> _GOAL_:
Pick out each line in these entries that contains the string "Основное".

> _EXTRACTED RECORDS_:
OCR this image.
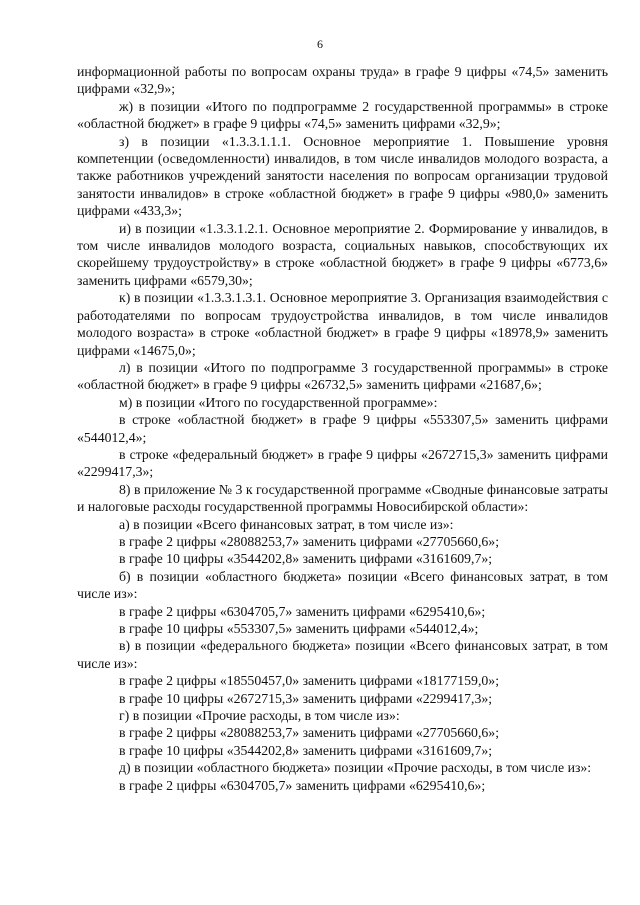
6

информационной работы по вопросам охраны труда» в графе 9 цифры «74,5» заменить цифрами «32,9»;

ж) в позиции «Итого по подпрограмме 2 государственной программы» в строке «областной бюджет» в графе 9 цифры «74,5» заменить цифрами «32,9»;

з) в позиции «1.3.3.1.1.1. Основное мероприятие 1. Повышение уровня компетенции (осведомленности) инвалидов, в том числе инвалидов молодого возраста, а также работников учреждений занятости населения по вопросам организации трудовой занятости инвалидов» в строке «областной бюджет» в графе 9 цифры «980,0» заменить цифрами «433,3»;

и) в позиции «1.3.3.1.2.1. Основное мероприятие 2. Формирование у инвалидов, в том числе инвалидов молодого возраста, социальных навыков, способствующих их скорейшему трудоустройству» в строке «областной бюджет» в графе 9 цифры «6773,6» заменить цифрами «6579,30»;

к) в позиции «1.3.3.1.3.1. Основное мероприятие 3. Организация взаимодействия с работодателями по вопросам трудоустройства инвалидов, в том числе инвалидов молодого возраста» в строке «областной бюджет» в графе 9 цифры «18978,9» заменить цифрами «14675,0»;

л) в позиции «Итого по подпрограмме 3 государственной программы» в строке «областной бюджет» в графе 9 цифры «26732,5» заменить цифрами «21687,6»;

м) в позиции «Итого по государственной программе»:

в строке «областной бюджет» в графе 9 цифры «553307,5» заменить цифрами «544012,4»;

в строке «федеральный бюджет» в графе 9 цифры «2672715,3» заменить цифрами «2299417,3»;

8) в приложение № 3 к государственной программе «Сводные финансовые затраты и налоговые расходы государственной программы Новосибирской области»:

а) в позиции «Всего финансовых затрат, в том числе из»:

в графе 2 цифры «28088253,7» заменить цифрами «27705660,6»;

в графе 10 цифры «3544202,8» заменить цифрами «3161609,7»;

б) в позиции «областного бюджета» позиции «Всего финансовых затрат, в том числе из»:

в графе 2 цифры «6304705,7» заменить цифрами «6295410,6»;

в графе 10 цифры «553307,5» заменить цифрами «544012,4»;

в) в позиции «федерального бюджета» позиции «Всего финансовых затрат, в том числе из»:

в графе 2 цифры «18550457,0» заменить цифрами «18177159,0»;

в графе 10 цифры «2672715,3» заменить цифрами «2299417,3»;

г) в позиции «Прочие расходы, в том числе из»:

в графе 2 цифры «28088253,7» заменить цифрами «27705660,6»;

в графе 10 цифры «3544202,8» заменить цифрами «3161609,7»;

д) в позиции «областного бюджета» позиции «Прочие расходы, в том числе из»:

в графе 2 цифры «6304705,7» заменить цифрами «6295410,6»;
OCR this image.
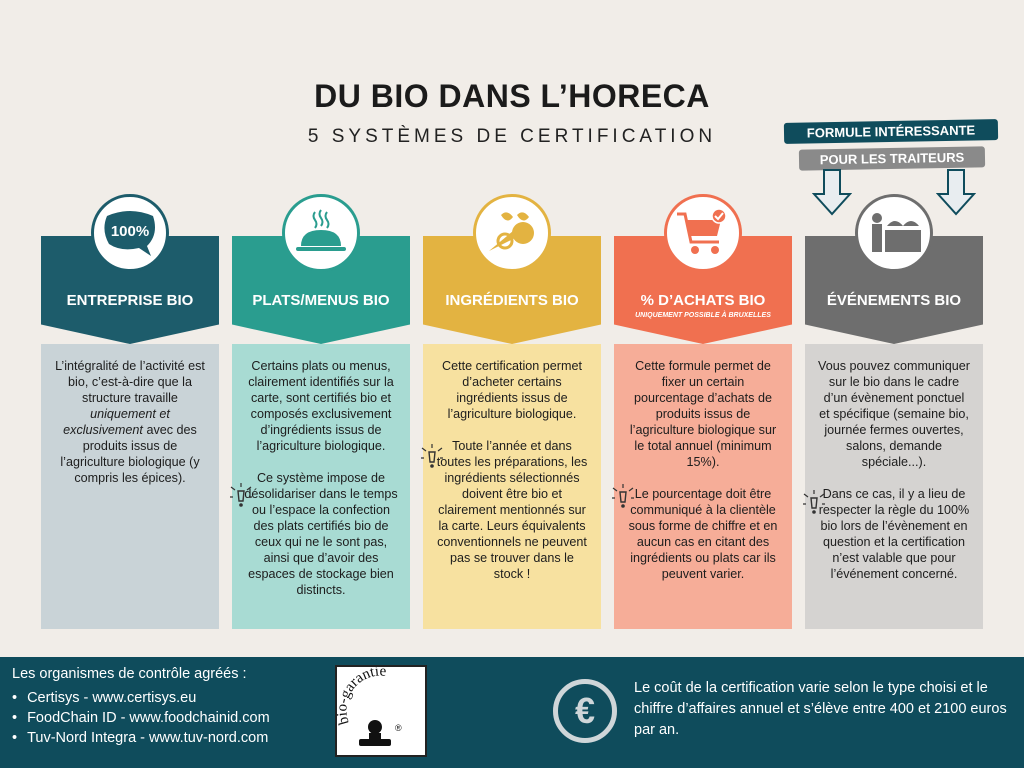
DU BIO DANS L’HORECA
5 SYSTÈMES DE CERTIFICATION	FORMULE INTÉRESSANTE
POUR LES TRAITEURS
L’intégralité de l’activité est bio, c’est-à-dire que la structure travaille uniquement et exclusivement avec des produits issus de l’agriculture biologique (y compris les épices).
ENTREPRISE BIO
100%

Certains plats ou menus, clairement identifiés sur la carte, sont certifiés bio et composés exclusivement d’ingrédients issus de l’agriculture biologique.

Ce système impose de désolidariser dans le temps ou l’espace la confection des plats certifiés bio de ceux qui ne le sont pas, ainsi que d’avoir des espaces de stockage bien distincts.

PLATS/MENUS BIO

Cette certification permet d’acheter certains ingrédients issus de l’agriculture biologique.

Toute l’année et dans toutes les préparations, les ingrédients sélectionnés doivent être bio et clairement mentionnés sur la carte. Leurs équivalents conventionnels ne peuvent pas se trouver dans le stock !

INGRÉDIENTS BIO

Cette formule permet de fixer un certain pourcentage d’achats de produits issus de l’agriculture biologique sur le total annuel (minimum 15%).

Le pourcentage doit être communiqué à la clientèle sous forme de chiffre et en aucun cas en citant des ingrédients ou plats car ils peuvent varier.

% D’ACHATS BIO
UNIQUEMENT POSSIBLE À BRUXELLES

Vous pouvez communiquer sur le bio dans le cadre d’un évènement ponctuel et spécifique (semaine bio, journée fermes ouvertes, salons, demande spéciale...).

Dans ce cas, il y a lieu de respecter la règle du 100% bio lors de l’évènement en question et la certification n’est valable que pour l’événement concerné.

ÉVÉNEMENTS BIO
Les organismes de contrôle agréés :
• Certisys - www.certisys.eu
• FoodChain ID - www.foodchainid.com
• Tuv-Nord Integra - www.tuv-nord.com
garantie
®	€
Le coût de la certification varie selon le type choisi et le chiffre d’affaires annuel et s’élève entre 400 et 2100 euros par an.
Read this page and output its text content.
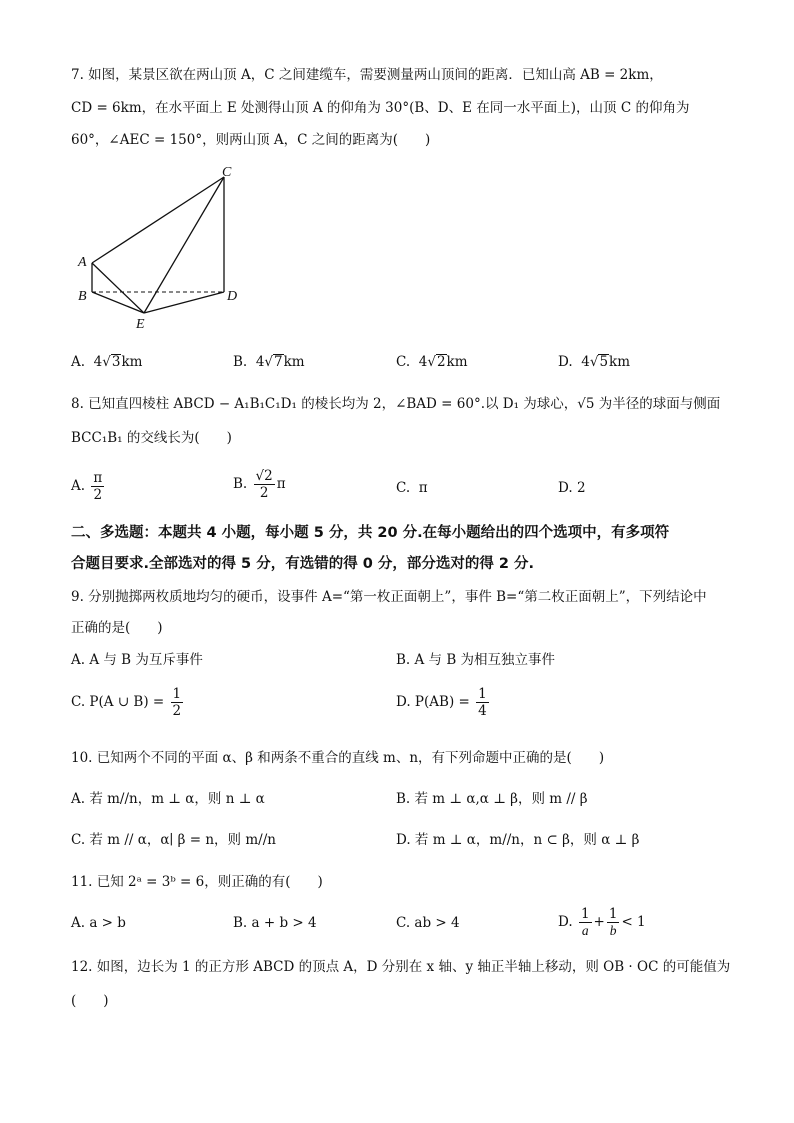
7. 如图，某景区欲在两山顶 A，C 之间建缆车，需要测量两山顶间的距离．已知山高 AB = 2km，
CD = 6km，在水平面上 E 处测得山顶 A 的仰角为 30°(B、D、E 在同一水平面上)，山顶 C 的仰角为
60°，∠AEC = 150°，则两山顶 A，C 之间的距离为(　　)
C
A
B	D
E
A. 4√3km	B. 4√7km	C. 4√2km	D. 4√5km
8. 已知直四棱柱 ABCD − A₁B₁C₁D₁ 的棱长均为 2，∠BAD = 60°.以 D₁ 为球心，√5 为半径的球面与侧面
BCC₁B₁ 的交线长为(　　)
A. $\frac{\pi}{2}$	B. $\frac{√2}{2}$ π	C. π	D. 2
二、多选题：本题共 4 小题，每小题 5 分，共 20 分.在每小题给出的四个选项中，有多项符
合题目要求.全部选对的得 5 分，有选错的得 0 分，部分选对的得 2 分.
9. 分别抛掷两枚质地均匀的硬币，设事件 A=“第一枚正面朝上”，事件 B=“第二枚正面朝上”，下列结论中
正确的是(　　)
A. A 与 B 为互斥事件	B. A 与 B 为相互独立事件
C. P(A ∪ $B) = \frac{1}{2}$	D. $P(AB) = \frac{1}{4}$
10. 已知两个不同的平面 α、β 和两条不重合的直线 m、n，有下列命题中正确的是(　　)
A. 若 m//n，m ⊥ α，则 n ⊥ α	B. 若 m ⊥ α,α ⊥ β，则 m // β
C. 若 m // α，α∣ β = n，则 m//n	D. 若 m ⊥ α，m//n，n ⊂ β，则 α ⊥ β
11. 已知 2ᵃ = 3ᵇ = 6，则正确的有(　　)
A. a > b	B. a + b > 4	C. ab > 4	D. $\frac{1}{a} + \frac{1}{b} < 1$
12. 如图，边长为 1 的正方形 ABCD 的顶点 A，D 分别在 x 轴、y 轴正半轴上移动，则 OB · OC 的可能值为
(　　)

> _ANSWER IN FULL_:
з) в позиции «1.3.3.1.1.1. Основное мероприятие 1. Повышение уровня компетенции (осведомленности) инвалидов, в том числе инвалидов молодого возраста, а также работников учреждений занятости населения по вопросам организации трудовой занятости инвалидов» в строке «областной бюджет» в графе 9 цифры «980,0» заменить цифрами «433,3»;
и) в позиции «1.3.3.1.2.1. Основное мероприятие 2. Формирование у инвалидов, в том числе инвалидов молодого возраста, социальных навыков, способствующих их скорейшему трудоустройству» в строке «областной бюджет» в графе 9 цифры «6773,6» заменить цифрами «6579,30»;
к) в позиции «1.3.3.1.3.1. Основное мероприятие 3. Организация взаимодействия с работодателями по вопросам трудоустройства инвалидов, в том числе инвалидов молодого возраста» в строке «областной бюджет» в графе 9 цифры «18978,9» заменить цифрами «14675,0»;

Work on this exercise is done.